» Stated goal
Quote every line below exactly and skip any picture.

» Dataset records on visual material
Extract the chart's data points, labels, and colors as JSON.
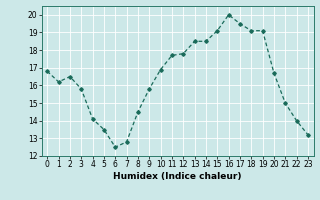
{
  "x": [
    0,
    1,
    2,
    3,
    4,
    5,
    6,
    7,
    8,
    9,
    10,
    11,
    12,
    13,
    14,
    15,
    16,
    17,
    18,
    19,
    20,
    21,
    22,
    23
  ],
  "y": [
    16.8,
    16.2,
    16.5,
    15.8,
    14.1,
    13.5,
    12.5,
    12.8,
    14.5,
    15.8,
    16.9,
    17.7,
    17.8,
    18.5,
    18.5,
    19.1,
    20.0,
    19.5,
    19.1,
    19.1,
    16.7,
    15.0,
    14.0,
    13.2
  ],
  "line_color": "#1a6b5a",
  "marker": "D",
  "marker_size": 1.8,
  "bg_color": "#cce8e8",
  "grid_color": "#ffffff",
  "xlabel": "Humidex (Indice chaleur)",
  "ylim": [
    12,
    20.5
  ],
  "xlim": [
    -0.5,
    23.5
  ],
  "yticks": [
    12,
    13,
    14,
    15,
    16,
    17,
    18,
    19,
    20
  ],
  "xticks": [
    0,
    1,
    2,
    3,
    4,
    5,
    6,
    7,
    8,
    9,
    10,
    11,
    12,
    13,
    14,
    15,
    16,
    17,
    18,
    19,
    20,
    21,
    22,
    23
  ],
  "tick_fontsize": 5.5,
  "label_fontsize": 6.5,
  "linewidth": 0.9
}
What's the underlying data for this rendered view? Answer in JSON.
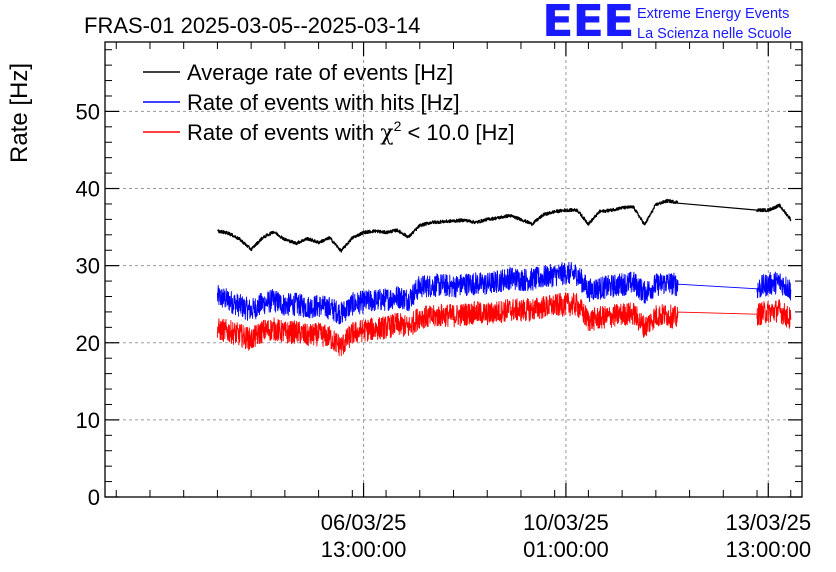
{
  "chart_data": {
    "type": "line",
    "title": "FRAS-01 2025-03-05--2025-03-14",
    "xlabel": "",
    "ylabel": "Rate [Hz]",
    "ylim": [
      0,
      59
    ],
    "yticks": [
      0,
      10,
      20,
      30,
      40,
      50
    ],
    "xlim_hours": [
      -20,
      104
    ],
    "xticks": [
      {
        "hours": 26,
        "date": "06/03/25",
        "time": "13:00:00"
      },
      {
        "hours": 62,
        "date": "10/03/25",
        "time": "01:00:00"
      },
      {
        "hours": 98,
        "date": "13/03/25",
        "time": "13:00:00"
      }
    ],
    "grid": true,
    "legend_position": "top-left",
    "series": [
      {
        "name": "Average rate of events [Hz]",
        "color": "#000000",
        "x": [
          0,
          2,
          4,
          6,
          8,
          10,
          12,
          14,
          16,
          18,
          20,
          22,
          24,
          26,
          28,
          30,
          32,
          34,
          36,
          38,
          40,
          42,
          44,
          46,
          48,
          50,
          52,
          54,
          56,
          58,
          60,
          62,
          64,
          66,
          68,
          70,
          72,
          74,
          76,
          78,
          80,
          82,
          84,
          86,
          88,
          90,
          92,
          94,
          96,
          98,
          100,
          102
        ],
        "y": [
          34.5,
          34.2,
          33.4,
          32.1,
          33.6,
          34.4,
          33.4,
          32.9,
          33.5,
          33.0,
          33.6,
          31.9,
          33.6,
          34.3,
          34.5,
          34.3,
          34.6,
          33.7,
          35.2,
          35.6,
          35.7,
          35.8,
          35.9,
          35.6,
          36.0,
          36.2,
          36.5,
          36.0,
          35.4,
          36.6,
          37.0,
          37.2,
          37.2,
          35.4,
          37.0,
          37.2,
          37.5,
          37.6,
          35.3,
          37.9,
          38.4,
          38.2,
          null,
          null,
          null,
          null,
          null,
          null,
          37.2,
          37.2,
          37.8,
          36.0
        ]
      },
      {
        "name": "Rate of events with hits [Hz]",
        "color": "#0000ff",
        "x": [
          0,
          2,
          4,
          6,
          8,
          10,
          12,
          14,
          16,
          18,
          20,
          22,
          24,
          26,
          28,
          30,
          32,
          34,
          36,
          38,
          40,
          42,
          44,
          46,
          48,
          50,
          52,
          54,
          56,
          58,
          60,
          62,
          64,
          66,
          68,
          70,
          72,
          74,
          76,
          78,
          80,
          82,
          84,
          86,
          88,
          90,
          92,
          94,
          96,
          98,
          100,
          102
        ],
        "y": [
          26.0,
          25.5,
          24.8,
          24.2,
          25.1,
          25.5,
          24.9,
          25.0,
          24.6,
          24.8,
          24.5,
          23.8,
          25.0,
          25.3,
          25.5,
          25.6,
          26.0,
          25.6,
          27.3,
          27.4,
          27.5,
          27.3,
          27.6,
          27.7,
          27.6,
          28.0,
          28.4,
          28.2,
          28.2,
          28.5,
          28.8,
          29.0,
          28.9,
          26.8,
          27.1,
          27.3,
          27.6,
          27.8,
          26.5,
          27.5,
          27.8,
          27.5,
          null,
          null,
          null,
          null,
          null,
          null,
          27.0,
          27.6,
          27.9,
          26.9
        ]
      },
      {
        "name": "Rate of events with χ² < 10.0 [Hz]",
        "color": "#ff0000",
        "x": [
          0,
          2,
          4,
          6,
          8,
          10,
          12,
          14,
          16,
          18,
          20,
          22,
          24,
          26,
          28,
          30,
          32,
          34,
          36,
          38,
          40,
          42,
          44,
          46,
          48,
          50,
          52,
          54,
          56,
          58,
          60,
          62,
          64,
          66,
          68,
          70,
          72,
          74,
          76,
          78,
          80,
          82,
          84,
          86,
          88,
          90,
          92,
          94,
          96,
          98,
          100,
          102
        ],
        "y": [
          21.7,
          21.5,
          21.0,
          20.4,
          21.5,
          21.8,
          21.3,
          21.4,
          20.9,
          21.1,
          20.7,
          19.5,
          21.2,
          21.6,
          21.8,
          22.0,
          22.4,
          22.0,
          23.4,
          23.3,
          23.6,
          23.5,
          23.7,
          23.9,
          23.7,
          24.0,
          24.3,
          24.2,
          24.3,
          24.6,
          24.8,
          25.0,
          24.9,
          22.9,
          23.2,
          23.4,
          23.7,
          23.8,
          22.0,
          23.5,
          23.6,
          23.1,
          null,
          null,
          null,
          null,
          null,
          null,
          23.7,
          24.0,
          24.2,
          23.0
        ]
      }
    ],
    "noise_amplitude": [
      0.2,
      1.5,
      1.5
    ],
    "legend_labels": [
      "Average rate of events [Hz]",
      "Rate of events with hits [Hz]",
      "Rate of events with "
    ]
  },
  "legend_chi_suffix": " < 10.0 [Hz]",
  "legend_chi": "χ",
  "legend_sup": "2",
  "logo": {
    "mark": "EEE",
    "line1": "Extreme Energy Events",
    "line2": "La Scienza nelle Scuole",
    "color": "#1a1aff"
  }
}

» Right answer
Extract the chart's data points, labels, and colors as JSON.
{
  "x": [
    0,
    1,
    2,
    3,
    4,
    5,
    6,
    7,
    8,
    9,
    10,
    11,
    12,
    13,
    14,
    15,
    16,
    17,
    18,
    19,
    20,
    21,
    22,
    23
  ],
  "y": [
    16.8,
    16.2,
    16.5,
    15.8,
    14.1,
    13.5,
    12.5,
    12.8,
    14.5,
    15.8,
    16.9,
    17.7,
    17.8,
    18.5,
    18.5,
    19.1,
    20.0,
    19.5,
    19.1,
    19.1,
    16.7,
    15.0,
    14.0,
    13.2
  ],
  "line_color": "#1a6b5a",
  "marker": "D",
  "marker_size": 1.8,
  "bg_color": "#cce8e8",
  "grid_color": "#ffffff",
  "xlabel": "Humidex (Indice chaleur)",
  "ylim": [
    12,
    20.5
  ],
  "xlim": [
    -0.5,
    23.5
  ],
  "yticks": [
    12,
    13,
    14,
    15,
    16,
    17,
    18,
    19,
    20
  ],
  "xticks": [
    0,
    1,
    2,
    3,
    4,
    5,
    6,
    7,
    8,
    9,
    10,
    11,
    12,
    13,
    14,
    15,
    16,
    17,
    18,
    19,
    20,
    21,
    22,
    23
  ],
  "tick_fontsize": 5.5,
  "label_fontsize": 6.5,
  "linewidth": 0.9
}
What's the underlying data for this rendered view? Answer in JSON.
{
  "chart_data": {
    "type": "line",
    "title": "FRAS-01 2025-03-05--2025-03-14",
    "xlabel": "",
    "ylabel": "Rate [Hz]",
    "ylim": [
      0,
      59
    ],
    "yticks": [
      0,
      10,
      20,
      30,
      40,
      50
    ],
    "xlim_hours": [
      -20,
      104
    ],
    "xticks": [
      {
        "hours": 26,
        "date": "06/03/25",
        "time": "13:00:00"
      },
      {
        "hours": 62,
        "date": "10/03/25",
        "time": "01:00:00"
      },
      {
        "hours": 98,
        "date": "13/03/25",
        "time": "13:00:00"
      }
    ],
    "grid": true,
    "legend_position": "top-left",
    "series": [
      {
        "name": "Average rate of events [Hz]",
        "color": "#000000",
        "x": [
          0,
          2,
          4,
          6,
          8,
          10,
          12,
          14,
          16,
          18,
          20,
          22,
          24,
          26,
          28,
          30,
          32,
          34,
          36,
          38,
          40,
          42,
          44,
          46,
          48,
          50,
          52,
          54,
          56,
          58,
          60,
          62,
          64,
          66,
          68,
          70,
          72,
          74,
          76,
          78,
          80,
          82,
          84,
          86,
          88,
          90,
          92,
          94,
          96,
          98,
          100,
          102
        ],
        "y": [
          34.5,
          34.2,
          33.4,
          32.1,
          33.6,
          34.4,
          33.4,
          32.9,
          33.5,
          33.0,
          33.6,
          31.9,
          33.6,
          34.3,
          34.5,
          34.3,
          34.6,
          33.7,
          35.2,
          35.6,
          35.7,
          35.8,
          35.9,
          35.6,
          36.0,
          36.2,
          36.5,
          36.0,
          35.4,
          36.6,
          37.0,
          37.2,
          37.2,
          35.4,
          37.0,
          37.2,
          37.5,
          37.6,
          35.3,
          37.9,
          38.4,
          38.2,
          null,
          null,
          null,
          null,
          null,
          null,
          37.2,
          37.2,
          37.8,
          36.0
        ]
      },
      {
        "name": "Rate of events with hits [Hz]",
        "color": "#0000ff",
        "x": [
          0,
          2,
          4,
          6,
          8,
          10,
          12,
          14,
          16,
          18,
          20,
          22,
          24,
          26,
          28,
          30,
          32,
          34,
          36,
          38,
          40,
          42,
          44,
          46,
          48,
          50,
          52,
          54,
          56,
          58,
          60,
          62,
          64,
          66,
          68,
          70,
          72,
          74,
          76,
          78,
          80,
          82,
          84,
          86,
          88,
          90,
          92,
          94,
          96,
          98,
          100,
          102
        ],
        "y": [
          26.0,
          25.5,
          24.8,
          24.2,
          25.1,
          25.5,
          24.9,
          25.0,
          24.6,
          24.8,
          24.5,
          23.8,
          25.0,
          25.3,
          25.5,
          25.6,
          26.0,
          25.6,
          27.3,
          27.4,
          27.5,
          27.3,
          27.6,
          27.7,
          27.6,
          28.0,
          28.4,
          28.2,
          28.2,
          28.5,
          28.8,
          29.0,
          28.9,
          26.8,
          27.1,
          27.3,
          27.6,
          27.8,
          26.5,
          27.5,
          27.8,
          27.5,
          null,
          null,
          null,
          null,
          null,
          null,
          27.0,
          27.6,
          27.9,
          26.9
        ]
      },
      {
        "name": "Rate of events with χ² < 10.0 [Hz]",
        "color": "#ff0000",
        "x": [
          0,
          2,
          4,
          6,
          8,
          10,
          12,
          14,
          16,
          18,
          20,
          22,
          24,
          26,
          28,
          30,
          32,
          34,
          36,
          38,
          40,
          42,
          44,
          46,
          48,
          50,
          52,
          54,
          56,
          58,
          60,
          62,
          64,
          66,
          68,
          70,
          72,
          74,
          76,
          78,
          80,
          82,
          84,
          86,
          88,
          90,
          92,
          94,
          96,
          98,
          100,
          102
        ],
        "y": [
          21.7,
          21.5,
          21.0,
          20.4,
          21.5,
          21.8,
          21.3,
          21.4,
          20.9,
          21.1,
          20.7,
          19.5,
          21.2,
          21.6,
          21.8,
          22.0,
          22.4,
          22.0,
          23.4,
          23.3,
          23.6,
          23.5,
          23.7,
          23.9,
          23.7,
          24.0,
          24.3,
          24.2,
          24.3,
          24.6,
          24.8,
          25.0,
          24.9,
          22.9,
          23.2,
          23.4,
          23.7,
          23.8,
          22.0,
          23.5,
          23.6,
          23.1,
          null,
          null,
          null,
          null,
          null,
          null,
          23.7,
          24.0,
          24.2,
          23.0
        ]
      }
    ],
    "noise_amplitude": [
      0.2,
      1.5,
      1.5
    ],
    "legend_labels": [
      "Average rate of events [Hz]",
      "Rate of events with hits [Hz]",
      "Rate of events with "
    ]
  },
  "legend_chi_suffix": " < 10.0 [Hz]",
  "legend_chi": "χ",
  "legend_sup": "2",
  "logo": {
    "mark": "EEE",
    "line1": "Extreme Energy Events",
    "line2": "La Scienza nelle Scuole",
    "color": "#1a1aff"
  }
}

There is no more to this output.